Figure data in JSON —
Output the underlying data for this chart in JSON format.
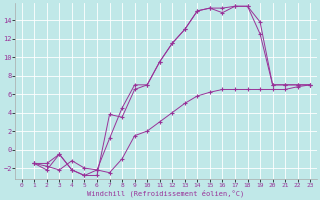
{
  "xlabel": "Windchill (Refroidissement éolien,°C)",
  "bg_color": "#c0e8e8",
  "line_color": "#993399",
  "grid_color": "#ffffff",
  "xlim": [
    -0.5,
    23.5
  ],
  "ylim": [
    -3.2,
    15.8
  ],
  "yticks": [
    -2,
    0,
    2,
    4,
    6,
    8,
    10,
    12,
    14
  ],
  "xticks": [
    0,
    1,
    2,
    3,
    4,
    5,
    6,
    7,
    8,
    9,
    10,
    11,
    12,
    13,
    14,
    15,
    16,
    17,
    18,
    19,
    20,
    21,
    22,
    23
  ],
  "line1_x": [
    1,
    2,
    3,
    4,
    5,
    6,
    7,
    8,
    9,
    10,
    11,
    12,
    13,
    14,
    15,
    16,
    17,
    18,
    19,
    20,
    21,
    22,
    23
  ],
  "line1_y": [
    -1.5,
    -1.8,
    -2.2,
    -1.2,
    -2.0,
    -2.2,
    -2.5,
    -1.0,
    1.5,
    2.0,
    3.0,
    4.0,
    5.0,
    5.8,
    6.2,
    6.5,
    6.5,
    6.5,
    6.5,
    6.5,
    6.5,
    6.8,
    7.0
  ],
  "line2_x": [
    1,
    2,
    3,
    4,
    5,
    6,
    7,
    8,
    9,
    10,
    11,
    12,
    13,
    14,
    15,
    16,
    17,
    18,
    19,
    20,
    21,
    22,
    23
  ],
  "line2_y": [
    -1.5,
    -2.2,
    -0.5,
    -2.2,
    -2.8,
    -2.2,
    1.2,
    4.5,
    7.0,
    7.0,
    9.5,
    11.5,
    13.0,
    15.0,
    15.3,
    14.8,
    15.5,
    15.5,
    12.5,
    7.0,
    7.0,
    7.0,
    7.0
  ],
  "line3_x": [
    1,
    2,
    3,
    4,
    5,
    6,
    7,
    8,
    9,
    10,
    11,
    12,
    13,
    14,
    15,
    16,
    17,
    18,
    19,
    20,
    21,
    22,
    23
  ],
  "line3_y": [
    -1.5,
    -1.5,
    -0.5,
    -2.2,
    -2.8,
    -2.8,
    3.8,
    3.5,
    6.5,
    7.0,
    9.5,
    11.5,
    13.0,
    15.0,
    15.3,
    15.3,
    15.5,
    15.5,
    13.8,
    7.0,
    7.0,
    7.0,
    7.0
  ]
}
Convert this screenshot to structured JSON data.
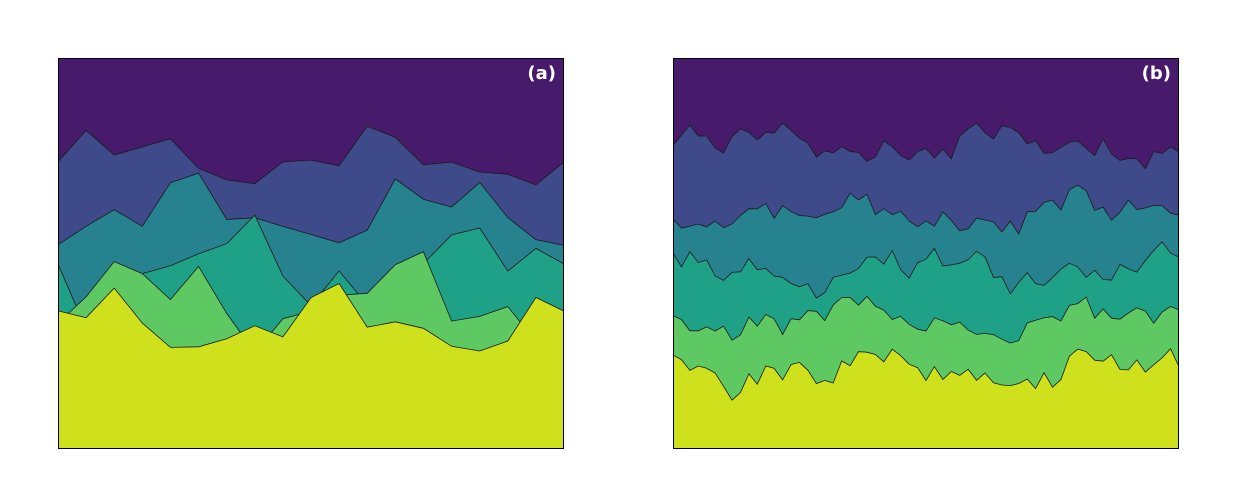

Given task — Return to the listing above and set it down exactly, leaving out its pictures.

The response —
Output the underlying data for this chart in JSON format.
{
  "xlabel": "Windchill (Refroidissement éolien,°C)",
  "bg_color": "#c0e8e8",
  "line_color": "#993399",
  "grid_color": "#ffffff",
  "xlim": [
    -0.5,
    23.5
  ],
  "ylim": [
    -3.2,
    15.8
  ],
  "yticks": [
    -2,
    0,
    2,
    4,
    6,
    8,
    10,
    12,
    14
  ],
  "xticks": [
    0,
    1,
    2,
    3,
    4,
    5,
    6,
    7,
    8,
    9,
    10,
    11,
    12,
    13,
    14,
    15,
    16,
    17,
    18,
    19,
    20,
    21,
    22,
    23
  ],
  "line1_x": [
    1,
    2,
    3,
    4,
    5,
    6,
    7,
    8,
    9,
    10,
    11,
    12,
    13,
    14,
    15,
    16,
    17,
    18,
    19,
    20,
    21,
    22,
    23
  ],
  "line1_y": [
    -1.5,
    -1.8,
    -2.2,
    -1.2,
    -2.0,
    -2.2,
    -2.5,
    -1.0,
    1.5,
    2.0,
    3.0,
    4.0,
    5.0,
    5.8,
    6.2,
    6.5,
    6.5,
    6.5,
    6.5,
    6.5,
    6.5,
    6.8,
    7.0
  ],
  "line2_x": [
    1,
    2,
    3,
    4,
    5,
    6,
    7,
    8,
    9,
    10,
    11,
    12,
    13,
    14,
    15,
    16,
    17,
    18,
    19,
    20,
    21,
    22,
    23
  ],
  "line2_y": [
    -1.5,
    -2.2,
    -0.5,
    -2.2,
    -2.8,
    -2.2,
    1.2,
    4.5,
    7.0,
    7.0,
    9.5,
    11.5,
    13.0,
    15.0,
    15.3,
    14.8,
    15.5,
    15.5,
    12.5,
    7.0,
    7.0,
    7.0,
    7.0
  ],
  "line3_x": [
    1,
    2,
    3,
    4,
    5,
    6,
    7,
    8,
    9,
    10,
    11,
    12,
    13,
    14,
    15,
    16,
    17,
    18,
    19,
    20,
    21,
    22,
    23
  ],
  "line3_y": [
    -1.5,
    -1.5,
    -0.5,
    -2.2,
    -2.8,
    -2.8,
    3.8,
    3.5,
    6.5,
    7.0,
    9.5,
    11.5,
    13.0,
    15.0,
    15.3,
    15.3,
    15.5,
    15.5,
    13.8,
    7.0,
    7.0,
    7.0,
    7.0
  ]
}
Convert this screenshot to structured JSON data.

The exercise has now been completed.